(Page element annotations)

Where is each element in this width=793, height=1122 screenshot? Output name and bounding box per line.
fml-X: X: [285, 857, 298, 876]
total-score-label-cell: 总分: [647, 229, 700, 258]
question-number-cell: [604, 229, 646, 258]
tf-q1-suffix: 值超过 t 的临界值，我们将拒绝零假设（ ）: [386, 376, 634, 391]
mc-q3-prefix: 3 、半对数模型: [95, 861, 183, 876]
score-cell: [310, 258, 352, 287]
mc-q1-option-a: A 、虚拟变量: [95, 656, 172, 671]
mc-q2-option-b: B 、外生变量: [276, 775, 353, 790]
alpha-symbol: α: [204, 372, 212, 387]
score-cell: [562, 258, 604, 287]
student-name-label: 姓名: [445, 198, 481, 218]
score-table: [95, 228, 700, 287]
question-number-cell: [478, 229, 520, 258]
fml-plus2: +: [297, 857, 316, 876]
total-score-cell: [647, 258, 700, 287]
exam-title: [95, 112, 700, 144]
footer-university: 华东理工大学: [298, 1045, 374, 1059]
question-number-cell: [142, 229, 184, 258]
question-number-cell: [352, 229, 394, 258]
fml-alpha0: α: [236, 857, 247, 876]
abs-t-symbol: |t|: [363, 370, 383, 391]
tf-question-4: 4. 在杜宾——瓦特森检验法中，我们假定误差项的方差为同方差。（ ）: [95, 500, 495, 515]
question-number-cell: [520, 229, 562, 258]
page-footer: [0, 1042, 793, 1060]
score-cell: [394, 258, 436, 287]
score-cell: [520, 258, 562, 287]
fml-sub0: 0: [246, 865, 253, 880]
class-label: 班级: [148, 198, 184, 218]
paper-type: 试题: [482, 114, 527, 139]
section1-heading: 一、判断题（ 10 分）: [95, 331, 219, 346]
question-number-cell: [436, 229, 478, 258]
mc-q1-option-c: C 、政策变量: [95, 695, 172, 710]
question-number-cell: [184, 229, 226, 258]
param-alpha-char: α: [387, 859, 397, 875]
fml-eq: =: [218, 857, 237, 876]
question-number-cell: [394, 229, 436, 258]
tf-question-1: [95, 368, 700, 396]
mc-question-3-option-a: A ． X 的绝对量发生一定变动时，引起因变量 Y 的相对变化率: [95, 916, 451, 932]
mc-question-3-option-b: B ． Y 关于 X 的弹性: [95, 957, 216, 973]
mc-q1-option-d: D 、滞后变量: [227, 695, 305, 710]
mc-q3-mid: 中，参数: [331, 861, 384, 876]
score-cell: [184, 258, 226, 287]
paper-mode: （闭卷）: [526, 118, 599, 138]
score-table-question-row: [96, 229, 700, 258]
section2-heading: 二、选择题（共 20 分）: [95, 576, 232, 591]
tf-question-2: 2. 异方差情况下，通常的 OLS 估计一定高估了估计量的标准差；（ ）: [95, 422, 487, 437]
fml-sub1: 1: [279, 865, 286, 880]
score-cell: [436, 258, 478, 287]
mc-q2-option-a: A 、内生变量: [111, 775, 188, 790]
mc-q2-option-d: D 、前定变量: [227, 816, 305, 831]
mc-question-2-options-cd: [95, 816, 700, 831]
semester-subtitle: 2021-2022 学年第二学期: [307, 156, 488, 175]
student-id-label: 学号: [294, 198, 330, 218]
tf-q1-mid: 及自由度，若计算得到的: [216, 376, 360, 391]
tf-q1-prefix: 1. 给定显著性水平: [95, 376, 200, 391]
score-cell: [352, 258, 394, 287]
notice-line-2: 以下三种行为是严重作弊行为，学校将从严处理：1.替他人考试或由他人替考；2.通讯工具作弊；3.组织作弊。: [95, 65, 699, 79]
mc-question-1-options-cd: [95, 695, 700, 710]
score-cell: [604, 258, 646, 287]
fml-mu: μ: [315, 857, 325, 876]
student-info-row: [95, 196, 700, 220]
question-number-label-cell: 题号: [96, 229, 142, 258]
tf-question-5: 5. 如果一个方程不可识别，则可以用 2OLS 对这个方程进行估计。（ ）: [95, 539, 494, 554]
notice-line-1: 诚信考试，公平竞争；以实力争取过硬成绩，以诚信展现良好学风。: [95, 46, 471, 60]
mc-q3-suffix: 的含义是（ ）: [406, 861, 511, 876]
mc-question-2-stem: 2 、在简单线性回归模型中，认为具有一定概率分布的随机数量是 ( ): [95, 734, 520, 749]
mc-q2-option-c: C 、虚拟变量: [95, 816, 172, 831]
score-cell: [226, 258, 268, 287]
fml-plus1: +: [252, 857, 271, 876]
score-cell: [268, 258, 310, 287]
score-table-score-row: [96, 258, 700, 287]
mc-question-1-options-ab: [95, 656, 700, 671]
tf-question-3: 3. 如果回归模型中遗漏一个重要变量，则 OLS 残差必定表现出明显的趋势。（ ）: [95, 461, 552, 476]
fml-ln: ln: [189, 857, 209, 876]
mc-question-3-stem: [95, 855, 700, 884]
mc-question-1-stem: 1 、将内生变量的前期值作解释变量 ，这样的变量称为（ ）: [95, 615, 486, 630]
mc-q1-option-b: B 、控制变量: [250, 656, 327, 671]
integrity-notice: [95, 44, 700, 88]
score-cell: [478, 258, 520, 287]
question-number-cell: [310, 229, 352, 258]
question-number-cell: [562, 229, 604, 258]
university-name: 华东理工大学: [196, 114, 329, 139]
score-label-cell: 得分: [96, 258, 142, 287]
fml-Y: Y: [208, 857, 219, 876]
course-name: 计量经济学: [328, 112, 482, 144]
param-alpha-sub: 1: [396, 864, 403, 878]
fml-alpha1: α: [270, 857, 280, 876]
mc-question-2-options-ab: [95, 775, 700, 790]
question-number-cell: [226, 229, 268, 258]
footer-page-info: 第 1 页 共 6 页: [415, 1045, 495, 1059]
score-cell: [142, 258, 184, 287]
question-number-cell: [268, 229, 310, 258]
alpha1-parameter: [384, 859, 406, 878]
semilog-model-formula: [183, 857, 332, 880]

### [What this task involves]
Write out the data from its first line through the line containing "page-footer: [0, 1042, 793, 1060]", both included, reproducing each line without change.

### [Exercise answer]
Where is each element in this width=793, height=1122 screenshot? Output name and bounding box per line.
fml-X: X: [285, 857, 298, 876]
total-score-label-cell: 总分: [647, 229, 700, 258]
question-number-cell: [604, 229, 646, 258]
tf-q1-suffix: 值超过 t 的临界值，我们将拒绝零假设（ ）: [386, 376, 634, 391]
mc-q3-prefix: 3 、半对数模型: [95, 861, 183, 876]
score-cell: [310, 258, 352, 287]
mc-q1-option-a: A 、虚拟变量: [95, 656, 172, 671]
mc-q2-option-b: B 、外生变量: [276, 775, 353, 790]
alpha-symbol: α: [204, 372, 212, 387]
score-cell: [562, 258, 604, 287]
student-name-label: 姓名: [445, 198, 481, 218]
score-table: [95, 228, 700, 287]
question-number-cell: [478, 229, 520, 258]
fml-plus2: +: [297, 857, 316, 876]
total-score-cell: [647, 258, 700, 287]
exam-title: [95, 112, 700, 144]
footer-university: 华东理工大学: [298, 1045, 374, 1059]
question-number-cell: [142, 229, 184, 258]
question-number-cell: [352, 229, 394, 258]
fml-alpha0: α: [236, 857, 247, 876]
abs-t-symbol: |t|: [363, 370, 383, 391]
tf-question-4: 4. 在杜宾——瓦特森检验法中，我们假定误差项的方差为同方差。（ ）: [95, 500, 495, 515]
question-number-cell: [520, 229, 562, 258]
page-footer: [0, 1042, 793, 1060]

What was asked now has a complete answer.